From the listing below, extract each entry exactly as written, minus the images.

(Data entries)
****
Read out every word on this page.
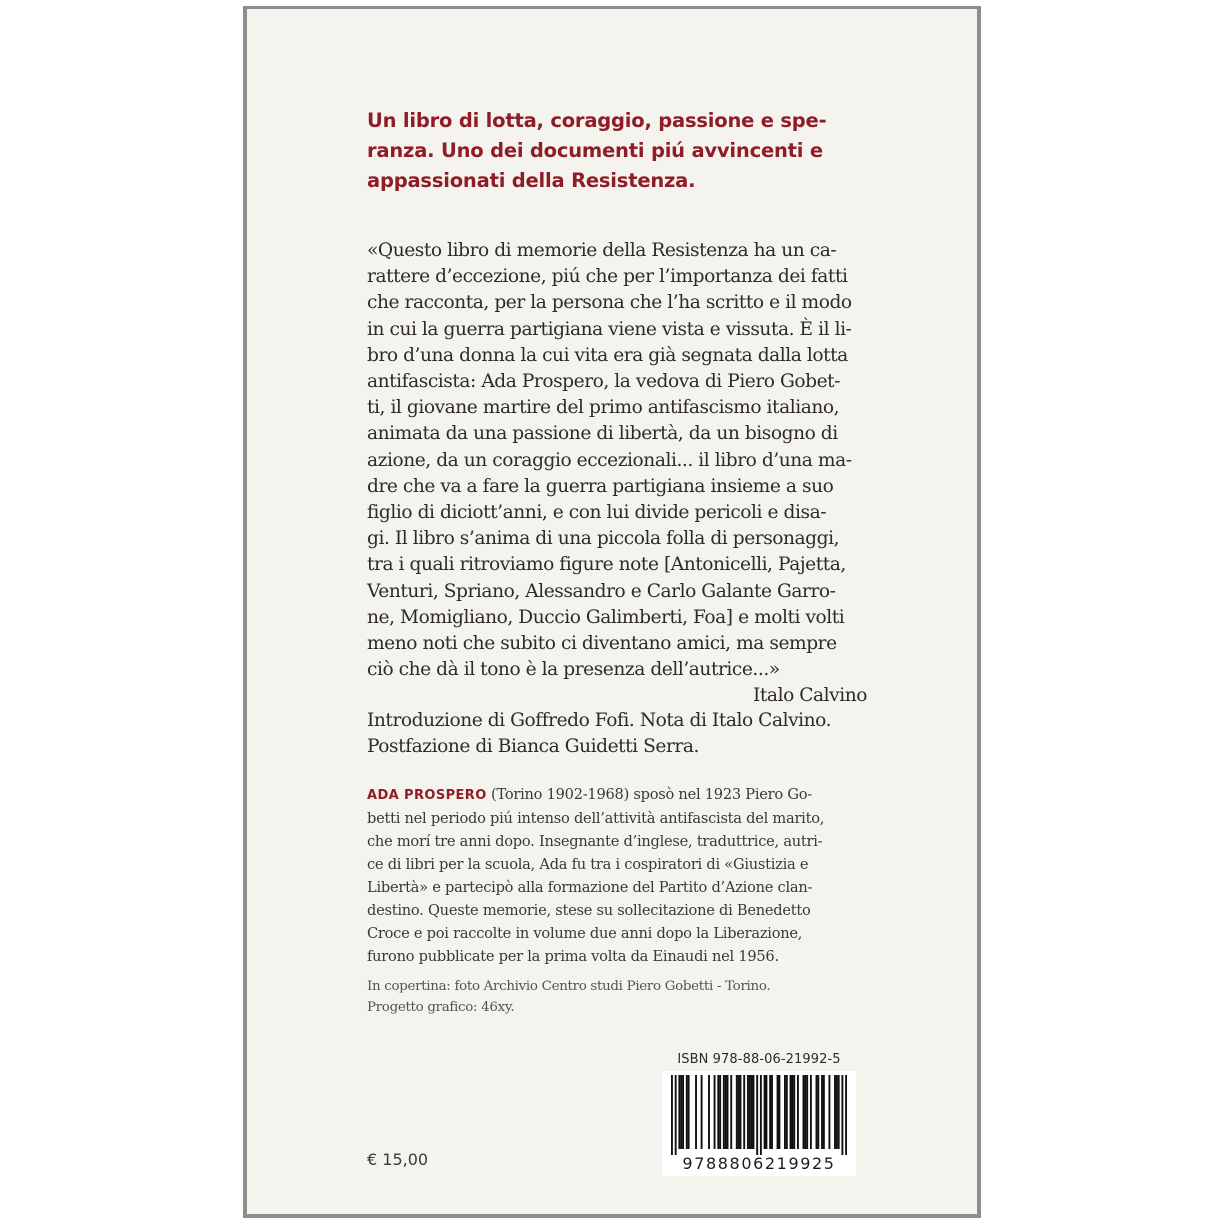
Un libro di lotta, coraggio, passione e spe-
ranza. Uno dei documenti piú avvincenti e
appassionati della Resistenza.
«Questo libro di memorie della Resistenza ha un ca-
rattere d’eccezione, piú che per l’importanza dei fatti
che racconta, per la persona che l’ha scritto e il modo
in cui la guerra partigiana viene vista e vissuta. È il li-
bro d’una donna la cui vita era già segnata dalla lotta
antifascista: Ada Prospero, la vedova di Piero Gobet-
ti, il giovane martire del primo antifascismo italiano,
animata da una passione di libertà, da un bisogno di
azione, da un coraggio eccezionali... il libro d’una ma-
dre che va a fare la guerra partigiana insieme a suo
figlio di diciott’anni, e con lui divide pericoli e disa-
gi. Il libro s’anima di una piccola folla di personaggi,
tra i quali ritroviamo figure note [Antonicelli, Pajetta,
Venturi, Spriano, Alessandro e Carlo Galante Garro-
ne, Momigliano, Duccio Galimberti, Foa] e molti volti
meno noti che subito ci diventano amici, ma sempre
ciò che dà il tono è la presenza dell’autrice...»
Italo Calvino
Introduzione di Goffredo Fofi. Nota di Italo Calvino.
Postfazione di Bianca Guidetti Serra.
ADA PROSPERO (Torino 1902-1968) sposò nel 1923 Piero Go-
betti nel periodo piú intenso dell’attività antifascista del marito,
che morí tre anni dopo. Insegnante d’inglese, traduttrice, autri-
ce di libri per la scuola, Ada fu tra i cospiratori di «Giustizia e
Libertà» e partecipò alla formazione del Partito d’Azione clan-
destino. Queste memorie, stese su sollecitazione di Benedetto
Croce e poi raccolte in volume due anni dopo la Liberazione,
furono pubblicate per la prima volta da Einaudi nel 1956.
In copertina: foto Archivio Centro studi Piero Gobetti - Torino.
Progetto grafico: 46xy.
ISBN 978-88-06-21992-5
9788806219925
€ 15,00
****
- [OUTPUT FOR THIS TASK]
Read out every word on this page.
Un libro di lotta, coraggio, passione e spe-
ranza. Uno dei documenti piú avvincenti e
appassionati della Resistenza.
«Questo libro di memorie della Resistenza ha un ca-
rattere d’eccezione, piú che per l’importanza dei fatti
che racconta, per la persona che l’ha scritto e il modo
in cui la guerra partigiana viene vista e vissuta. È il li-
bro d’una donna la cui vita era già segnata dalla lotta
antifascista: Ada Prospero, la vedova di Piero Gobet-
ti, il giovane martire del primo antifascismo italiano,
animata da una passione di libertà, da un bisogno di
azione, da un coraggio eccezionali... il libro d’una ma-
dre che va a fare la guerra partigiana insieme a suo
figlio di diciott’anni, e con lui divide pericoli e disa-
gi. Il libro s’anima di una piccola folla di personaggi,
tra i quali ritroviamo figure note [Antonicelli, Pajetta,
Venturi, Spriano, Alessandro e Carlo Galante Garro-
ne, Momigliano, Duccio Galimberti, Foa] e molti volti
meno noti che subito ci diventano amici, ma sempre
ciò che dà il tono è la presenza dell’autrice...»
Italo Calvino
Introduzione di Goffredo Fofi. Nota di Italo Calvino.
Postfazione di Bianca Guidetti Serra.
ADA PROSPERO (Torino 1902-1968) sposò nel 1923 Piero Go-
betti nel periodo piú intenso dell’attività antifascista del marito,
che morí tre anni dopo. Insegnante d’inglese, traduttrice, autri-
ce di libri per la scuola, Ada fu tra i cospiratori di «Giustizia e
Libertà» e partecipò alla formazione del Partito d’Azione clan-
destino. Queste memorie, stese su sollecitazione di Benedetto
Croce e poi raccolte in volume due anni dopo la Liberazione,
furono pubblicate per la prima volta da Einaudi nel 1956.
In copertina: foto Archivio Centro studi Piero Gobetti - Torino.
Progetto grafico: 46xy.
ISBN 978-88-06-21992-5
9788806219925
€ 15,00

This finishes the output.